── Material shown
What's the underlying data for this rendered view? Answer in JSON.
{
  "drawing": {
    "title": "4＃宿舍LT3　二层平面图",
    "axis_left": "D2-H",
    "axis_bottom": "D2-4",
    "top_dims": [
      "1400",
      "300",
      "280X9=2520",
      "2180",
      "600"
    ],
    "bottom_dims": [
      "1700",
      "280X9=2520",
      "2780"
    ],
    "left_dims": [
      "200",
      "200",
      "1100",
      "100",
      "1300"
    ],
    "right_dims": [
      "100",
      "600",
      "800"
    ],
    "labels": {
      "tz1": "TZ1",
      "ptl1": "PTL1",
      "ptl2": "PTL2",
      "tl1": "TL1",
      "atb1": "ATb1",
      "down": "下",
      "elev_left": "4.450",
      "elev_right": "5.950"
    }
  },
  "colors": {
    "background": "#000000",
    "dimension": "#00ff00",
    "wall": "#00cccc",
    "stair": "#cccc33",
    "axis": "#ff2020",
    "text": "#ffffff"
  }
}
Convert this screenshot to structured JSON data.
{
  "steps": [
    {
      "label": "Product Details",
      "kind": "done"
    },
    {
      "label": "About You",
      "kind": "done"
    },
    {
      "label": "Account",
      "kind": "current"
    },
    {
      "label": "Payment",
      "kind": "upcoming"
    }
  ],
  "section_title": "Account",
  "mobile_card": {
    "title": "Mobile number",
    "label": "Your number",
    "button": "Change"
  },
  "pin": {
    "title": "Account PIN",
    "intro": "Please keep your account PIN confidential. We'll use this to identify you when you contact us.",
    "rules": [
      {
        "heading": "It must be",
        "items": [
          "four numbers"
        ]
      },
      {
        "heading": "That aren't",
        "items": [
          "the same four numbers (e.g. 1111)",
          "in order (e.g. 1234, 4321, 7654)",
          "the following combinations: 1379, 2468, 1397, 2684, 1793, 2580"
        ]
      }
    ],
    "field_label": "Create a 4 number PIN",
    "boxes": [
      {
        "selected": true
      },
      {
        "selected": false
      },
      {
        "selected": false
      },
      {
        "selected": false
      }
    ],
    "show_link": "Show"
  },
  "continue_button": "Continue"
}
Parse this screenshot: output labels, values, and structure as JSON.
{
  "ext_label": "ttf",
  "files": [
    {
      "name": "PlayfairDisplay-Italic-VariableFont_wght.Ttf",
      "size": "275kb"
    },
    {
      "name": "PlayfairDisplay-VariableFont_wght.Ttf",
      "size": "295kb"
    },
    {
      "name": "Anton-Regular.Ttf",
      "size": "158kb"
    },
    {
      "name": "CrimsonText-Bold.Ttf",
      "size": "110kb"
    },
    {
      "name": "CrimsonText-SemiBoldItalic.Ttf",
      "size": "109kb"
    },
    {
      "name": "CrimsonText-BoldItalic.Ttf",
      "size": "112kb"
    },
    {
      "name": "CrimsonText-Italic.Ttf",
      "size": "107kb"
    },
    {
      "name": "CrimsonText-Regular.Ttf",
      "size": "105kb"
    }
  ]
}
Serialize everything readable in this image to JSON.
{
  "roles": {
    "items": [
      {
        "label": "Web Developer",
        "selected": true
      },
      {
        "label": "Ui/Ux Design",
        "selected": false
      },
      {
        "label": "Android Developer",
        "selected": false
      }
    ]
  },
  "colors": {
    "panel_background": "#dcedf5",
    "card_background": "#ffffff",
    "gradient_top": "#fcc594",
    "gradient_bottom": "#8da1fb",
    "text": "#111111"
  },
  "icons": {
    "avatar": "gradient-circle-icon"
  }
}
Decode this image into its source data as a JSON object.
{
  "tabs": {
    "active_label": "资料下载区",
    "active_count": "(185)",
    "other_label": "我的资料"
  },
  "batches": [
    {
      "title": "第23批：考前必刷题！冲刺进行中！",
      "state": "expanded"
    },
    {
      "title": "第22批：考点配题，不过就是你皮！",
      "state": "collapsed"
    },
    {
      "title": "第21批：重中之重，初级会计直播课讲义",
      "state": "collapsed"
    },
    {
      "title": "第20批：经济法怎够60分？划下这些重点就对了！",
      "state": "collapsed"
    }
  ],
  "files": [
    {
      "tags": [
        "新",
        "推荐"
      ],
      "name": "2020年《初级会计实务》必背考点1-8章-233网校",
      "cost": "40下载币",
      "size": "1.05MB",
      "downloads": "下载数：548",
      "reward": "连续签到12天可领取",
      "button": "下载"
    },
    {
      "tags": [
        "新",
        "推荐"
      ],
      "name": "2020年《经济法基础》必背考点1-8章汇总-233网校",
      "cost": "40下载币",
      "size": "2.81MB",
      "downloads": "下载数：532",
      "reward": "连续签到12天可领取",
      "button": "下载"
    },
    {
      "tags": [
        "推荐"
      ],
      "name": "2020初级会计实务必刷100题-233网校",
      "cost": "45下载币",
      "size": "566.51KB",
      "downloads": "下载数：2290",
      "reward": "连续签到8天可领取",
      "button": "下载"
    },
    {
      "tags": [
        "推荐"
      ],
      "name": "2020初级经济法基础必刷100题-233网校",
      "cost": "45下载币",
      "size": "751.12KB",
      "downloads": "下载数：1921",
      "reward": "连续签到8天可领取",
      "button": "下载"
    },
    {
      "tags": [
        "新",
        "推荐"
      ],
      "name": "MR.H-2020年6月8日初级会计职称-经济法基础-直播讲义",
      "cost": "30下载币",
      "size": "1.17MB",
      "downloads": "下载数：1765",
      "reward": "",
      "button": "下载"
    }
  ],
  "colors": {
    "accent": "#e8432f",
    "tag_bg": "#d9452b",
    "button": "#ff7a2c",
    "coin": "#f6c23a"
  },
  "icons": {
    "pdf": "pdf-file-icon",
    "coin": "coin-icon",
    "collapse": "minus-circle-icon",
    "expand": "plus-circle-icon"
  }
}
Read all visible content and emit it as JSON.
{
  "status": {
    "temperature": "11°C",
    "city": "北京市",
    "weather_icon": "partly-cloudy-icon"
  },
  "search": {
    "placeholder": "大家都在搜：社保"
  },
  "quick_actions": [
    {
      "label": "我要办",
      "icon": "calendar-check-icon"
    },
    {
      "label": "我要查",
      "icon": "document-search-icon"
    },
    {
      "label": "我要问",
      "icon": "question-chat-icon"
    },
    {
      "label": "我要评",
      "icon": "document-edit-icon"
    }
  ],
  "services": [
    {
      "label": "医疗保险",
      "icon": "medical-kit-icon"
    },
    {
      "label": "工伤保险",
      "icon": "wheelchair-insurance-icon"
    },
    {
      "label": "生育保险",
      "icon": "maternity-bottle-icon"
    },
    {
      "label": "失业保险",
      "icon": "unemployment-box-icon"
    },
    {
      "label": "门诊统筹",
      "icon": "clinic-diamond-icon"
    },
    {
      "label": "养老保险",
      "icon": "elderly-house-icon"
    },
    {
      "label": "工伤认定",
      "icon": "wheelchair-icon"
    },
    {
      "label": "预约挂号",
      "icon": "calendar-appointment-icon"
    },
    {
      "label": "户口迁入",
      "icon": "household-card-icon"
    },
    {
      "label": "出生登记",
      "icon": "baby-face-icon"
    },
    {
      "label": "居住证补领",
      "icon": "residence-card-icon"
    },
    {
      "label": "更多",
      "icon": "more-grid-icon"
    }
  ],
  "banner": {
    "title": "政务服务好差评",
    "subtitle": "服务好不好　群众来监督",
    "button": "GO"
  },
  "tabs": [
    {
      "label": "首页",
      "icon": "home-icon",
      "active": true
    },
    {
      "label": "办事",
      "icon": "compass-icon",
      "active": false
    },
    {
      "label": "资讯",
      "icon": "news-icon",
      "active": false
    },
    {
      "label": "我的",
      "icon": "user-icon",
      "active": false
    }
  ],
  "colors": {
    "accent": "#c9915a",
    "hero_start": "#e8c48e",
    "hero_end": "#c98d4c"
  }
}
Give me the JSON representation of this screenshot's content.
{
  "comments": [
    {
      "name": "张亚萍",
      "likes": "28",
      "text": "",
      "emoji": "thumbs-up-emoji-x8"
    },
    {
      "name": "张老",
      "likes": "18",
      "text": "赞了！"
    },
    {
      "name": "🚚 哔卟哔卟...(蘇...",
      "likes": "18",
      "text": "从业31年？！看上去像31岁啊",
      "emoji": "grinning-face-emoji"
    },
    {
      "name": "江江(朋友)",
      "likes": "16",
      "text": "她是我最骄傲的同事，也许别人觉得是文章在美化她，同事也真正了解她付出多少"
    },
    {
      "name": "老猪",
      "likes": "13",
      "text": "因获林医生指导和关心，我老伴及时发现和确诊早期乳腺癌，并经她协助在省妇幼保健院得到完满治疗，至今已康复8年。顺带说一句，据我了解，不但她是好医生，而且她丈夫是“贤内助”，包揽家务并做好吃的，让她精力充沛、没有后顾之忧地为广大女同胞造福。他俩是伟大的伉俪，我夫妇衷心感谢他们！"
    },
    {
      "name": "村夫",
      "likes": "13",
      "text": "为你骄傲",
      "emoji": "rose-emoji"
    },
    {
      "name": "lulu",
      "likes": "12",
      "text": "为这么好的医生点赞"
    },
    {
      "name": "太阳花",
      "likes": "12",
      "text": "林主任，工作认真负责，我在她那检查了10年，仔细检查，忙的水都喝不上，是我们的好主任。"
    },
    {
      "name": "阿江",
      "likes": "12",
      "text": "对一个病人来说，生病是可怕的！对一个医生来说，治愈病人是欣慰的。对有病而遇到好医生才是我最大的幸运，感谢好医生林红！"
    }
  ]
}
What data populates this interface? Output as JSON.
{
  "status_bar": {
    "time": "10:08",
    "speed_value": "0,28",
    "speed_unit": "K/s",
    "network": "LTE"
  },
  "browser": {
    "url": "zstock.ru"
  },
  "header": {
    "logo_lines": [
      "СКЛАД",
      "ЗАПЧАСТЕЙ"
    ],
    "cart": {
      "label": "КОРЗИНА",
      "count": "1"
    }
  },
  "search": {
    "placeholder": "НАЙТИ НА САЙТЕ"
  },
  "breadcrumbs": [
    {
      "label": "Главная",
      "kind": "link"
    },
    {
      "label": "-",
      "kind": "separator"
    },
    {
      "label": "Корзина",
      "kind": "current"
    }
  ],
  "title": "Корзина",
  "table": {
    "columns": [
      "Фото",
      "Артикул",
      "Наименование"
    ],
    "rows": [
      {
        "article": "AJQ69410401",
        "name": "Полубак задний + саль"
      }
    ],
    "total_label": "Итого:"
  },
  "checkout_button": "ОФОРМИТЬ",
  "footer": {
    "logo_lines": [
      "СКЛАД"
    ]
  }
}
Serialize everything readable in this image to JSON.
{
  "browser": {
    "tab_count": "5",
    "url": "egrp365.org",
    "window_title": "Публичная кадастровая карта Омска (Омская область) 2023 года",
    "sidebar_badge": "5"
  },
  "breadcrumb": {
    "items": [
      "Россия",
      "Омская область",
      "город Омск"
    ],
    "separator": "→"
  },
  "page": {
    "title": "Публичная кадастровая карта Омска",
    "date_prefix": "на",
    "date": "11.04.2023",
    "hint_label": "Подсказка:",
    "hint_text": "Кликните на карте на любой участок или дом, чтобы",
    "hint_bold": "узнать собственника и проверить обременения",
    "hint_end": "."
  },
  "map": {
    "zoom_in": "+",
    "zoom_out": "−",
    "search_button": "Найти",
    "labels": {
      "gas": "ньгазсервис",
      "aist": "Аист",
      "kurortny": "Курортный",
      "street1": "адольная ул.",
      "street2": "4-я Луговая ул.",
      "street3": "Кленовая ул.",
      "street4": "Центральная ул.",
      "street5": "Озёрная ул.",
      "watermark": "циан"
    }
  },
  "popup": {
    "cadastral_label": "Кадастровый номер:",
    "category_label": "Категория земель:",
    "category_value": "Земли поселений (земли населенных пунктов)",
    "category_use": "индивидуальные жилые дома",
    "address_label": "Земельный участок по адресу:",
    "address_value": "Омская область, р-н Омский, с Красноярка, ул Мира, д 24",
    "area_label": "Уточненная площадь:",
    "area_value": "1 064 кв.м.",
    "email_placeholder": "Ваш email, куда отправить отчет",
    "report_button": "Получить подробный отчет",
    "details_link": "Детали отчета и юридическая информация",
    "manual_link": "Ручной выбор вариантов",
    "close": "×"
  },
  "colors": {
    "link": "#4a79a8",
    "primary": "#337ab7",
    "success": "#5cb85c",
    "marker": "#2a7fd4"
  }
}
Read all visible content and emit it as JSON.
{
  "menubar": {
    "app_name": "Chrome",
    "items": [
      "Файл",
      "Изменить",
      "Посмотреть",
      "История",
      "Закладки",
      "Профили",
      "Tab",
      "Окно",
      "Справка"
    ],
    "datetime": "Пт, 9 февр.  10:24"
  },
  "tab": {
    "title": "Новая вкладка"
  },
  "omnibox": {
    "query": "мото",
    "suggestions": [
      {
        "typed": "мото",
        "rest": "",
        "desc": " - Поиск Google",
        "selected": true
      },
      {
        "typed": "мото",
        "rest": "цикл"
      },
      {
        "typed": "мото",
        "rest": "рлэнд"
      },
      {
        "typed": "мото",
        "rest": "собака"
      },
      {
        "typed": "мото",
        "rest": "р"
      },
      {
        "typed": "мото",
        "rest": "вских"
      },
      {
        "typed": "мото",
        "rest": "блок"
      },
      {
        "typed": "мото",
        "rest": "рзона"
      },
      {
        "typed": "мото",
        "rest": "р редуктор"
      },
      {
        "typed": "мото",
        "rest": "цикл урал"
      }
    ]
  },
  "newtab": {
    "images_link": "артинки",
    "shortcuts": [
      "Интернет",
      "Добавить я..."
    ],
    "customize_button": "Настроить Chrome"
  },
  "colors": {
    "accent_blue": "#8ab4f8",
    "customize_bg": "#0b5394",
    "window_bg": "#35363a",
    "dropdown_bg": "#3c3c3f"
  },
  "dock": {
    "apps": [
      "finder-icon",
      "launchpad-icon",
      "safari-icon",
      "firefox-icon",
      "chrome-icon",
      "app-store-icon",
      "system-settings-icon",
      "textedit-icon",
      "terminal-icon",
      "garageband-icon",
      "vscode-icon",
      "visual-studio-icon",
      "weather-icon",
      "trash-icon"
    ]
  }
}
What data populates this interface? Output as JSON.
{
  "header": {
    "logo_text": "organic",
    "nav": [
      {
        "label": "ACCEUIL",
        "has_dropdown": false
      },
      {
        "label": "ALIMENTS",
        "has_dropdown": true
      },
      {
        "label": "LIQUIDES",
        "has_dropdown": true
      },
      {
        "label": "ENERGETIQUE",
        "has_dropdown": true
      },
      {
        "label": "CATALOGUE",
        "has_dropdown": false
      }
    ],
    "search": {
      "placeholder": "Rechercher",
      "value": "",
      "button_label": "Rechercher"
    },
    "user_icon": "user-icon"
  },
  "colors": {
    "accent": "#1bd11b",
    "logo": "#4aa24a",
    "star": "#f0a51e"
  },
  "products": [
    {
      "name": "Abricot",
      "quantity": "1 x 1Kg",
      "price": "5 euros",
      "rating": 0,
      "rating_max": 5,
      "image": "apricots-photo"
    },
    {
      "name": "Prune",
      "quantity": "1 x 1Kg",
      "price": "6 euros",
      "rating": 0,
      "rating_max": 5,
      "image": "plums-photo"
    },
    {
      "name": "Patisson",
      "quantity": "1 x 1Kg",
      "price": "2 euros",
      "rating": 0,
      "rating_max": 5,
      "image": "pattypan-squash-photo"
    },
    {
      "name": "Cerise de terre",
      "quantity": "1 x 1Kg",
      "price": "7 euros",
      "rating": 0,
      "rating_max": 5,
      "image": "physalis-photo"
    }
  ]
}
────
Aim of the task: Tell how many lines in the material above include the word "карта", giving the number only.

Task answer: 2